[start of Dataset content]

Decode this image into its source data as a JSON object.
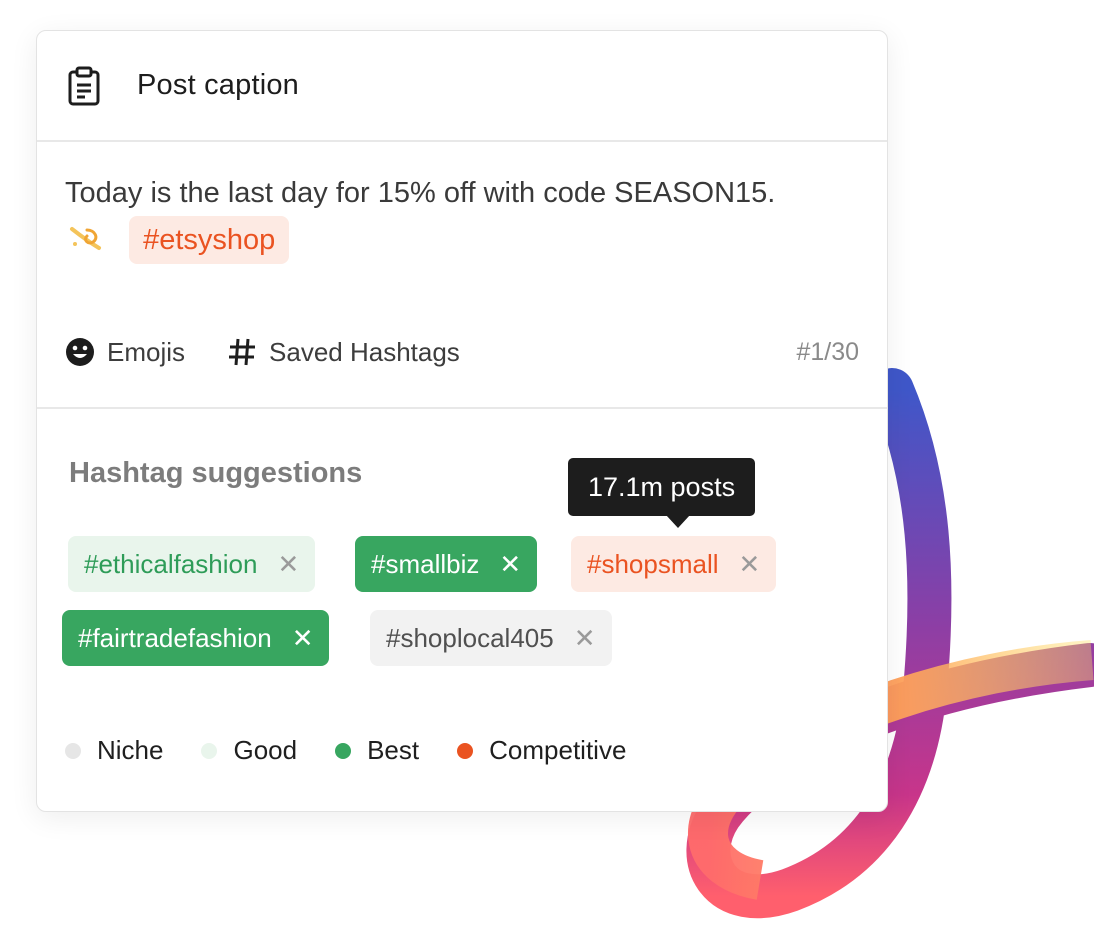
{
  "card": {
    "title": "Post caption",
    "title_icon": "clipboard-icon"
  },
  "caption": {
    "text": "Today is the last day for 15% off with code SEASON15.",
    "emoji": "dizzy-emoji",
    "hashtag": "#etsyshop"
  },
  "toolbar": {
    "emojis_label": "Emojis",
    "emojis_icon": "smiley-icon",
    "hashtags_label": "Saved Hashtags",
    "hashtags_icon": "hash-icon",
    "counter": "#1/30"
  },
  "suggestions": {
    "title": "Hashtag suggestions",
    "tooltip": "17.1m posts",
    "tags": [
      {
        "label": "#ethicalfashion",
        "category": "Good"
      },
      {
        "label": "#smallbiz",
        "category": "Best"
      },
      {
        "label": "#shopsmall",
        "category": "Competitive"
      },
      {
        "label": "#fairtradefashion",
        "category": "Best"
      },
      {
        "label": "#shoplocal405",
        "category": "Niche"
      }
    ],
    "remove_glyph": "✕"
  },
  "legend": [
    {
      "label": "Niche",
      "color": "#e6e6e6"
    },
    {
      "label": "Good",
      "color": "#e9f5ec"
    },
    {
      "label": "Best",
      "color": "#38a660"
    },
    {
      "label": "Competitive",
      "color": "#ea5321"
    }
  ],
  "colors": {
    "accent_orange": "#ea5321",
    "best_green": "#38a660",
    "good_green_bg": "#e9f5ec",
    "tooltip_bg": "#1d1d1d"
  }
}
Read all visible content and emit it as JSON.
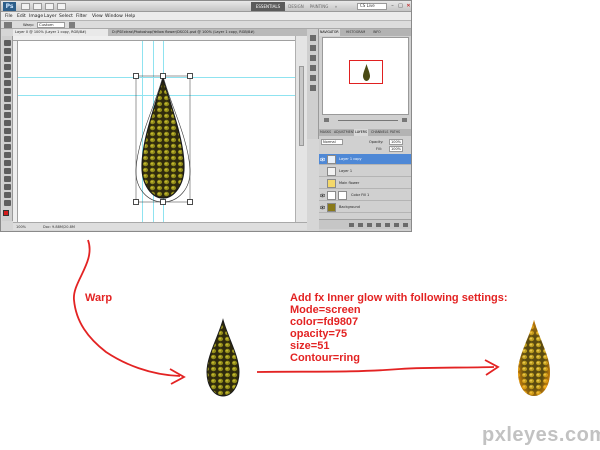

[end of Dataset content]

#### Work to complete
Word for word, quote the lines above. Omit the pictures.

#### Problem solution
Decode this image into its source data as a JSON object.
{
  "card": {
    "title": "Post caption",
    "title_icon": "clipboard-icon"
  },
  "caption": {
    "text": "Today is the last day for 15% off with code SEASON15.",
    "emoji": "dizzy-emoji",
    "hashtag": "#etsyshop"
  },
  "toolbar": {
    "emojis_label": "Emojis",
    "emojis_icon": "smiley-icon",
    "hashtags_label": "Saved Hashtags",
    "hashtags_icon": "hash-icon",
    "counter": "#1/30"
  },
  "suggestions": {
    "title": "Hashtag suggestions",
    "tooltip": "17.1m posts",
    "tags": [
      {
        "label": "#ethicalfashion",
        "category": "Good"
      },
      {
        "label": "#smallbiz",
        "category": "Best"
      },
      {
        "label": "#shopsmall",
        "category": "Competitive"
      },
      {
        "label": "#fairtradefashion",
        "category": "Best"
      },
      {
        "label": "#shoplocal405",
        "category": "Niche"
      }
    ],
    "remove_glyph": "✕"
  },
  "legend": [
    {
      "label": "Niche",
      "color": "#e6e6e6"
    },
    {
      "label": "Good",
      "color": "#e9f5ec"
    },
    {
      "label": "Best",
      "color": "#38a660"
    },
    {
      "label": "Competitive",
      "color": "#ea5321"
    }
  ],
  "colors": {
    "accent_orange": "#ea5321",
    "best_green": "#38a660",
    "good_green_bg": "#e9f5ec",
    "tooltip_bg": "#1d1d1d"
  }
}
Read all visible content and emit it as JSON.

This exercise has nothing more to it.